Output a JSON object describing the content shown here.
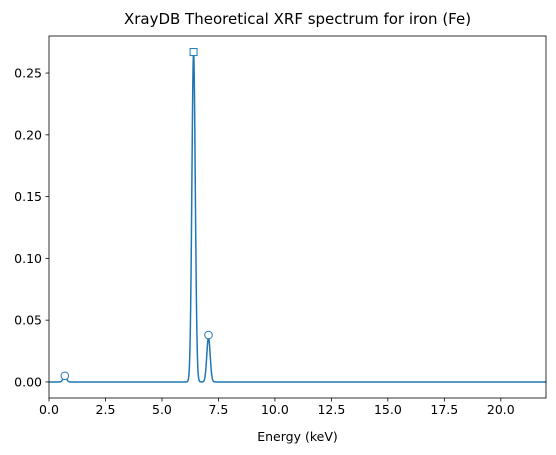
{
  "chart_data": {
    "type": "line",
    "title": "XrayDB Theoretical XRF spectrum for iron (Fe)",
    "xlabel": "Energy (keV)",
    "ylabel": "",
    "xlim": [
      0,
      22.0
    ],
    "ylim": [
      -0.013,
      0.28
    ],
    "x_ticks": [
      0.0,
      2.5,
      5.0,
      7.5,
      10.0,
      12.5,
      15.0,
      17.5,
      20.0
    ],
    "x_tick_labels": [
      "0.0",
      "2.5",
      "5.0",
      "7.5",
      "10.0",
      "12.5",
      "15.0",
      "17.5",
      "20.0"
    ],
    "y_ticks": [
      0.0,
      0.05,
      0.1,
      0.15,
      0.2,
      0.25
    ],
    "y_tick_labels": [
      "0.00",
      "0.05",
      "0.10",
      "0.15",
      "0.20",
      "0.25"
    ],
    "grid": false,
    "legend": "none",
    "color": "#1f77b4",
    "series": [
      {
        "peaks": [
          {
            "center": 0.7,
            "height": 0.0045
          },
          {
            "center": 6.4,
            "height": 0.267
          },
          {
            "center": 7.06,
            "height": 0.036
          }
        ],
        "sigma": 0.075,
        "x_range": [
          0.0,
          22.0
        ]
      }
    ],
    "markers": [
      {
        "x": 0.7,
        "y": 0.005,
        "shape": "circle"
      },
      {
        "x": 6.4,
        "y": 0.267,
        "shape": "square"
      },
      {
        "x": 7.06,
        "y": 0.038,
        "shape": "circle"
      }
    ]
  }
}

┄┄┄┄┄┄┄┄┄┄┄┄┄┄┄┄┄┄┄┄

Search the data for the string "height" and copy each line where it appears.

- [The response]
            "height": 0.0045
            "height": 0.267
            "height": 0.036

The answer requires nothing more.